**Exercise goal**
Set the listing down unchanged, minus every embedded image.

**Records to use**
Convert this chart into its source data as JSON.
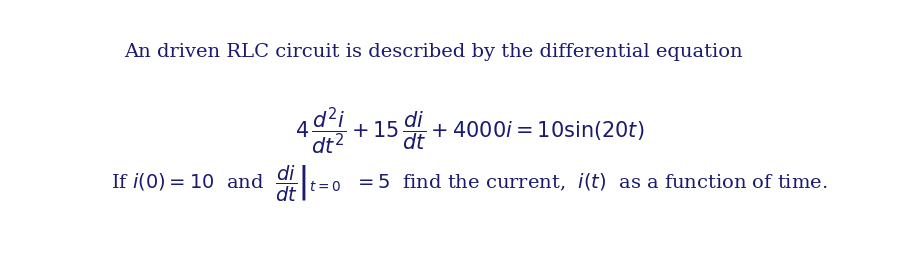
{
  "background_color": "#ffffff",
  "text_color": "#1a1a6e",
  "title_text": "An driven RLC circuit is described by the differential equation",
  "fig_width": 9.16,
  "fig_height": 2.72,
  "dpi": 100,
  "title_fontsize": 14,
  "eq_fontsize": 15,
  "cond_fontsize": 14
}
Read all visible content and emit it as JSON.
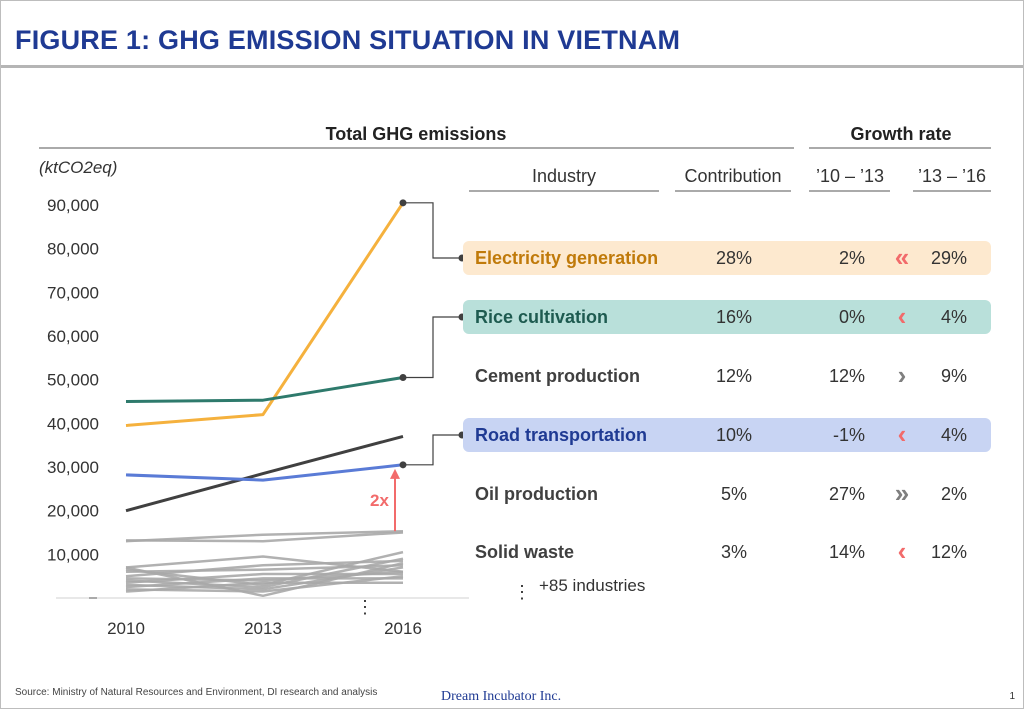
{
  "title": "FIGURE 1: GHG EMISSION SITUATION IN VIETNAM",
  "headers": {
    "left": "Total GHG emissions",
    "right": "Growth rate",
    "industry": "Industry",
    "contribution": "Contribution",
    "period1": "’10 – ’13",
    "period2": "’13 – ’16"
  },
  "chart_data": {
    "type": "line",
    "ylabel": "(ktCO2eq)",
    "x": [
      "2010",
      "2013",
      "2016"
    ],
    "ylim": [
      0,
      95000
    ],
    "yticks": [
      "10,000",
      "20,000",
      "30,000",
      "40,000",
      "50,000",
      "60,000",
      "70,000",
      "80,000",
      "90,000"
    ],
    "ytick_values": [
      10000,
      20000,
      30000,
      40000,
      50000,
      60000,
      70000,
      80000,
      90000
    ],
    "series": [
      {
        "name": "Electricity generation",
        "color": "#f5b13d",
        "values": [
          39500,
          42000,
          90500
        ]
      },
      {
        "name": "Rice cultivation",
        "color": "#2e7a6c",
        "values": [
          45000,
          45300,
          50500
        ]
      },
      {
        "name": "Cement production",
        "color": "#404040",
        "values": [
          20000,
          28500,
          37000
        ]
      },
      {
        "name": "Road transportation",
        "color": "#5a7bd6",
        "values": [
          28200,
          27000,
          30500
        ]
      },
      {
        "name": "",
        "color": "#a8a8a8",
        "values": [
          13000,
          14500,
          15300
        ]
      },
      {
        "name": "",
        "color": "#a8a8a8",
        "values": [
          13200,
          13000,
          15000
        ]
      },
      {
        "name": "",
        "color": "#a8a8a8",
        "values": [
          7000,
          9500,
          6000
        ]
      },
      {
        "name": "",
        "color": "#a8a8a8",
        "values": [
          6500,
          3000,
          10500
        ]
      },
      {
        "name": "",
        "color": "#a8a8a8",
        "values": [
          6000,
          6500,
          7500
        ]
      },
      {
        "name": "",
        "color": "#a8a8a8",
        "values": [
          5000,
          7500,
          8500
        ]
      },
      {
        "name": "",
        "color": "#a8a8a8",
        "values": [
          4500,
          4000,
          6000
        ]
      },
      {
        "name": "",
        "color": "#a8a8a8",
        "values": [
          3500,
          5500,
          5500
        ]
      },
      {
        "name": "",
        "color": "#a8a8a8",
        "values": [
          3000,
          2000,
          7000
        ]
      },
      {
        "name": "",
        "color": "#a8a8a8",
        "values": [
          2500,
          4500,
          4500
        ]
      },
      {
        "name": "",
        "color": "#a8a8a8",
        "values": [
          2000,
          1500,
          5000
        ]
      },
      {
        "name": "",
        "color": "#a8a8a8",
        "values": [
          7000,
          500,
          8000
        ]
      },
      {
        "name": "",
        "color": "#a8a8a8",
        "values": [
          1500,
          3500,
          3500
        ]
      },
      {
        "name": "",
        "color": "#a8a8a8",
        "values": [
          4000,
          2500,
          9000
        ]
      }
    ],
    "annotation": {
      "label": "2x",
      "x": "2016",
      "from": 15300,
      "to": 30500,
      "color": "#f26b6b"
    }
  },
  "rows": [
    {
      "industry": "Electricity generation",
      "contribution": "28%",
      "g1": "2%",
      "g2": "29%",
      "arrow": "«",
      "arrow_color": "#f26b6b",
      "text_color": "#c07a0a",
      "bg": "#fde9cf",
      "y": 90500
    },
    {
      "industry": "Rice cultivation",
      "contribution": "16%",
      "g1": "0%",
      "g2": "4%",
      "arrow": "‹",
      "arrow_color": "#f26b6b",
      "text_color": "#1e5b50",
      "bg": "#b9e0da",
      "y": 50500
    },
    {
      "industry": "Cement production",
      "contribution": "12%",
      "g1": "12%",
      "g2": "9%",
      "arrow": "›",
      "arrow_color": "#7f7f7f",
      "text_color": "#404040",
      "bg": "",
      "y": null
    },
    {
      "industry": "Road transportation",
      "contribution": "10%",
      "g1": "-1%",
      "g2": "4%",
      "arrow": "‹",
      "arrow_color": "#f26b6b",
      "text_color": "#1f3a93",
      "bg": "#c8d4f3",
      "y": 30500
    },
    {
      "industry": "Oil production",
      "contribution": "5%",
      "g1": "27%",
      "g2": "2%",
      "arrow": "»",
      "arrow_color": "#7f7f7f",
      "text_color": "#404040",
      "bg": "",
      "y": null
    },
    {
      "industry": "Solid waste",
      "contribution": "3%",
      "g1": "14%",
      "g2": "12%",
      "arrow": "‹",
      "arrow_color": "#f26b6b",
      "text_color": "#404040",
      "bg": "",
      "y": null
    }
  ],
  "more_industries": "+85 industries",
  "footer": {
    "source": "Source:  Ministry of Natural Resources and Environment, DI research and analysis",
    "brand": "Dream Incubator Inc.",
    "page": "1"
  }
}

**Task solution**
Convert this chart into its source data as JSON.
{
  "background_color": "#ffffff",
  "text_color": "#1a1a6e",
  "title_text": "An driven RLC circuit is described by the differential equation",
  "fig_width": 9.16,
  "fig_height": 2.72,
  "dpi": 100,
  "title_fontsize": 14,
  "eq_fontsize": 15,
  "cond_fontsize": 14
}
Read all visible content and emit it as JSON.
{
  "title": "FIGURE 1: GHG EMISSION SITUATION IN VIETNAM",
  "headers": {
    "left": "Total GHG emissions",
    "right": "Growth rate",
    "industry": "Industry",
    "contribution": "Contribution",
    "period1": "’10 – ’13",
    "period2": "’13 – ’16"
  },
  "chart_data": {
    "type": "line",
    "ylabel": "(ktCO2eq)",
    "x": [
      "2010",
      "2013",
      "2016"
    ],
    "ylim": [
      0,
      95000
    ],
    "yticks": [
      "10,000",
      "20,000",
      "30,000",
      "40,000",
      "50,000",
      "60,000",
      "70,000",
      "80,000",
      "90,000"
    ],
    "ytick_values": [
      10000,
      20000,
      30000,
      40000,
      50000,
      60000,
      70000,
      80000,
      90000
    ],
    "series": [
      {
        "name": "Electricity generation",
        "color": "#f5b13d",
        "values": [
          39500,
          42000,
          90500
        ]
      },
      {
        "name": "Rice cultivation",
        "color": "#2e7a6c",
        "values": [
          45000,
          45300,
          50500
        ]
      },
      {
        "name": "Cement production",
        "color": "#404040",
        "values": [
          20000,
          28500,
          37000
        ]
      },
      {
        "name": "Road transportation",
        "color": "#5a7bd6",
        "values": [
          28200,
          27000,
          30500
        ]
      },
      {
        "name": "",
        "color": "#a8a8a8",
        "values": [
          13000,
          14500,
          15300
        ]
      },
      {
        "name": "",
        "color": "#a8a8a8",
        "values": [
          13200,
          13000,
          15000
        ]
      },
      {
        "name": "",
        "color": "#a8a8a8",
        "values": [
          7000,
          9500,
          6000
        ]
      },
      {
        "name": "",
        "color": "#a8a8a8",
        "values": [
          6500,
          3000,
          10500
        ]
      },
      {
        "name": "",
        "color": "#a8a8a8",
        "values": [
          6000,
          6500,
          7500
        ]
      },
      {
        "name": "",
        "color": "#a8a8a8",
        "values": [
          5000,
          7500,
          8500
        ]
      },
      {
        "name": "",
        "color": "#a8a8a8",
        "values": [
          4500,
          4000,
          6000
        ]
      },
      {
        "name": "",
        "color": "#a8a8a8",
        "values": [
          3500,
          5500,
          5500
        ]
      },
      {
        "name": "",
        "color": "#a8a8a8",
        "values": [
          3000,
          2000,
          7000
        ]
      },
      {
        "name": "",
        "color": "#a8a8a8",
        "values": [
          2500,
          4500,
          4500
        ]
      },
      {
        "name": "",
        "color": "#a8a8a8",
        "values": [
          2000,
          1500,
          5000
        ]
      },
      {
        "name": "",
        "color": "#a8a8a8",
        "values": [
          7000,
          500,
          8000
        ]
      },
      {
        "name": "",
        "color": "#a8a8a8",
        "values": [
          1500,
          3500,
          3500
        ]
      },
      {
        "name": "",
        "color": "#a8a8a8",
        "values": [
          4000,
          2500,
          9000
        ]
      }
    ],
    "annotation": {
      "label": "2x",
      "x": "2016",
      "from": 15300,
      "to": 30500,
      "color": "#f26b6b"
    }
  },
  "rows": [
    {
      "industry": "Electricity generation",
      "contribution": "28%",
      "g1": "2%",
      "g2": "29%",
      "arrow": "«",
      "arrow_color": "#f26b6b",
      "text_color": "#c07a0a",
      "bg": "#fde9cf",
      "y": 90500
    },
    {
      "industry": "Rice cultivation",
      "contribution": "16%",
      "g1": "0%",
      "g2": "4%",
      "arrow": "‹",
      "arrow_color": "#f26b6b",
      "text_color": "#1e5b50",
      "bg": "#b9e0da",
      "y": 50500
    },
    {
      "industry": "Cement production",
      "contribution": "12%",
      "g1": "12%",
      "g2": "9%",
      "arrow": "›",
      "arrow_color": "#7f7f7f",
      "text_color": "#404040",
      "bg": "",
      "y": null
    },
    {
      "industry": "Road transportation",
      "contribution": "10%",
      "g1": "-1%",
      "g2": "4%",
      "arrow": "‹",
      "arrow_color": "#f26b6b",
      "text_color": "#1f3a93",
      "bg": "#c8d4f3",
      "y": 30500
    },
    {
      "industry": "Oil production",
      "contribution": "5%",
      "g1": "27%",
      "g2": "2%",
      "arrow": "»",
      "arrow_color": "#7f7f7f",
      "text_color": "#404040",
      "bg": "",
      "y": null
    },
    {
      "industry": "Solid waste",
      "contribution": "3%",
      "g1": "14%",
      "g2": "12%",
      "arrow": "‹",
      "arrow_color": "#f26b6b",
      "text_color": "#404040",
      "bg": "",
      "y": null
    }
  ],
  "more_industries": "+85 industries",
  "footer": {
    "source": "Source:  Ministry of Natural Resources and Environment, DI research and analysis",
    "brand": "Dream Incubator Inc.",
    "page": "1"
  }
}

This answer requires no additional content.